[Data excerpts]
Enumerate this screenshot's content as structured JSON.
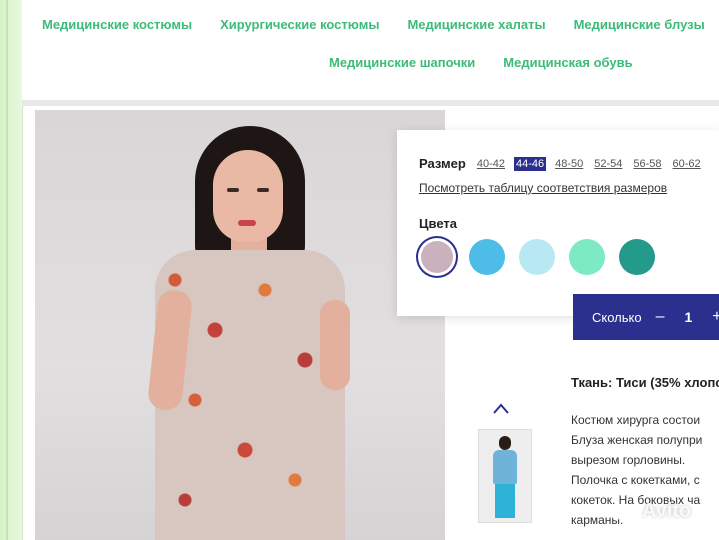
{
  "nav": {
    "row1": [
      "Медицинские костюмы",
      "Хирургические костюмы",
      "Медицинские халаты",
      "Медицинские блузы"
    ],
    "row2": [
      "Медицинские шапочки",
      "Медицинская обувь"
    ]
  },
  "product": {
    "size_label": "Размер",
    "sizes": [
      "40-42",
      "44-46",
      "48-50",
      "52-54",
      "56-58",
      "60-62"
    ],
    "selected_size": "44-46",
    "size_table_link": "Посмотреть таблицу соответствия размеров",
    "colors_label": "Цвета",
    "colors": [
      "#c9b2bc",
      "#4dbce6",
      "#b8e8f2",
      "#7deac3",
      "#249a8a"
    ],
    "selected_color_index": 0,
    "quantity_label": "Сколько",
    "quantity_minus": "–",
    "quantity_value": "1",
    "quantity_plus": "+",
    "fabric": "Ткань: Тиси (35% хлопо",
    "description_lines": [
      "Костюм хирурга состои",
      "Блуза женская полупри",
      "вырезом горловины.",
      "Полочка с кокетками, с",
      "кокеток. На боковых ча",
      "карманы."
    ]
  },
  "watermark": "Avito",
  "accent_color": "#2b2f8e",
  "nav_color": "#3dbb78"
}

» Problem statement: Restate the data above word for word. Do not include the images.

» Result of the exercise:
Enumerate this screenshot's content as structured JSON.
{
  "nav": {
    "row1": [
      "Медицинские костюмы",
      "Хирургические костюмы",
      "Медицинские халаты",
      "Медицинские блузы"
    ],
    "row2": [
      "Медицинские шапочки",
      "Медицинская обувь"
    ]
  },
  "product": {
    "size_label": "Размер",
    "sizes": [
      "40-42",
      "44-46",
      "48-50",
      "52-54",
      "56-58",
      "60-62"
    ],
    "selected_size": "44-46",
    "size_table_link": "Посмотреть таблицу соответствия размеров",
    "colors_label": "Цвета",
    "colors": [
      "#c9b2bc",
      "#4dbce6",
      "#b8e8f2",
      "#7deac3",
      "#249a8a"
    ],
    "selected_color_index": 0,
    "quantity_label": "Сколько",
    "quantity_minus": "–",
    "quantity_value": "1",
    "quantity_plus": "+",
    "fabric": "Ткань: Тиси (35% хлопо",
    "description_lines": [
      "Костюм хирурга состои",
      "Блуза женская полупри",
      "вырезом горловины.",
      "Полочка с кокетками, с",
      "кокеток. На боковых ча",
      "карманы."
    ]
  },
  "watermark": "Avito",
  "accent_color": "#2b2f8e",
  "nav_color": "#3dbb78"
}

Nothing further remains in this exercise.